:: Stated exercise ::
Copy all of the material below exactly.

:: Task data ::
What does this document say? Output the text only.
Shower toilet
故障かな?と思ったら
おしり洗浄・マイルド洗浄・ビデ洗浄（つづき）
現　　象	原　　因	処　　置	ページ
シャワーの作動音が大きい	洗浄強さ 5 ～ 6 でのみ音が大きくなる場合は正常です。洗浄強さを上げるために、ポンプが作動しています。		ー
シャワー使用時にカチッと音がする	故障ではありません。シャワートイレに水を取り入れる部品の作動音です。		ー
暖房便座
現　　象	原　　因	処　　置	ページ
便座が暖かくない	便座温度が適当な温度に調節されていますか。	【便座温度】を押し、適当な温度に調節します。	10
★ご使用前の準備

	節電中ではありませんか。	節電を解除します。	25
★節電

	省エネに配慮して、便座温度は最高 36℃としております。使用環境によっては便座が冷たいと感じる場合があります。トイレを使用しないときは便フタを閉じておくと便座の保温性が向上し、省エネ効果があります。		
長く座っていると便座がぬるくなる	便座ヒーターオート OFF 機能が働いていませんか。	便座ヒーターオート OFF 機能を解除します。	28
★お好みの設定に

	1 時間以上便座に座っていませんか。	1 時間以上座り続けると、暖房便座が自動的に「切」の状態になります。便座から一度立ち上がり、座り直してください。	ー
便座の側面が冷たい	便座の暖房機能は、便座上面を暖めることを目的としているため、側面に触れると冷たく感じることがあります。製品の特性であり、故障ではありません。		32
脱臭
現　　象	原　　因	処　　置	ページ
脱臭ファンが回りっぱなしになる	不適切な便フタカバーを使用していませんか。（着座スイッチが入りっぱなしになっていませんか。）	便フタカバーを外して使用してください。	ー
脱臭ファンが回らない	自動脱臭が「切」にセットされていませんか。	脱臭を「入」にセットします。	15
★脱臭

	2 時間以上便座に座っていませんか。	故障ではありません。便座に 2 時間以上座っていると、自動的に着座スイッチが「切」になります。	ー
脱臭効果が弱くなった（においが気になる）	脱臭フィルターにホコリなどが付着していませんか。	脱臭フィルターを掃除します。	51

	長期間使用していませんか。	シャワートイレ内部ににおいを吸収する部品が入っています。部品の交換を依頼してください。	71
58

:: Full response ::
What does this document say? Output the text only.
Shower toilet
故障かな?と思ったら
おしり洗浄・マイルド洗浄・ビデ洗浄（つづき）
現　　象	原　　因	処　　置	ページ
シャワーの作動音が大きい	洗浄強さ 5 ～ 6 でのみ音が大きくなる場合は正常です。洗浄強さを上げるために、ポンプが作動しています。		ー
シャワー使用時にカチッと音がする	故障ではありません。シャワートイレに水を取り入れる部品の作動音です。		ー
暖房便座
現　　象	原　　因	処　　置	ページ
便座が暖かくない	便座温度が適当な温度に調節されていますか。	【便座温度】を押し、適当な温度に調節します。	10
★ご使用前の準備

	節電中ではありませんか。	節電を解除します。	25
★節電

	省エネに配慮して、便座温度は最高 36℃としております。使用環境によっては便座が冷たいと感じる場合があります。トイレを使用しないときは便フタを閉じておくと便座の保温性が向上し、省エネ効果があります。		
長く座っていると便座がぬるくなる	便座ヒーターオート OFF 機能が働いていませんか。	便座ヒーターオート OFF 機能を解除します。	28
★お好みの設定に

	1 時間以上便座に座っていませんか。	1 時間以上座り続けると、暖房便座が自動的に「切」の状態になります。便座から一度立ち上がり、座り直してください。	ー
便座の側面が冷たい	便座の暖房機能は、便座上面を暖めることを目的としているため、側面に触れると冷たく感じることがあります。製品の特性であり、故障ではありません。		32
脱臭
現　　象	原　　因	処　　置	ページ
脱臭ファンが回りっぱなしになる	不適切な便フタカバーを使用していませんか。（着座スイッチが入りっぱなしになっていませんか。）	便フタカバーを外して使用してください。	ー
脱臭ファンが回らない	自動脱臭が「切」にセットされていませんか。	脱臭を「入」にセットします。	15
★脱臭

	2 時間以上便座に座っていませんか。	故障ではありません。便座に 2 時間以上座っていると、自動的に着座スイッチが「切」になります。	ー
脱臭効果が弱くなった（においが気になる）	脱臭フィルターにホコリなどが付着していませんか。	脱臭フィルターを掃除します。	51

	長期間使用していませんか。	シャワートイレ内部ににおいを吸収する部品が入っています。部品の交換を依頼してください。	71
58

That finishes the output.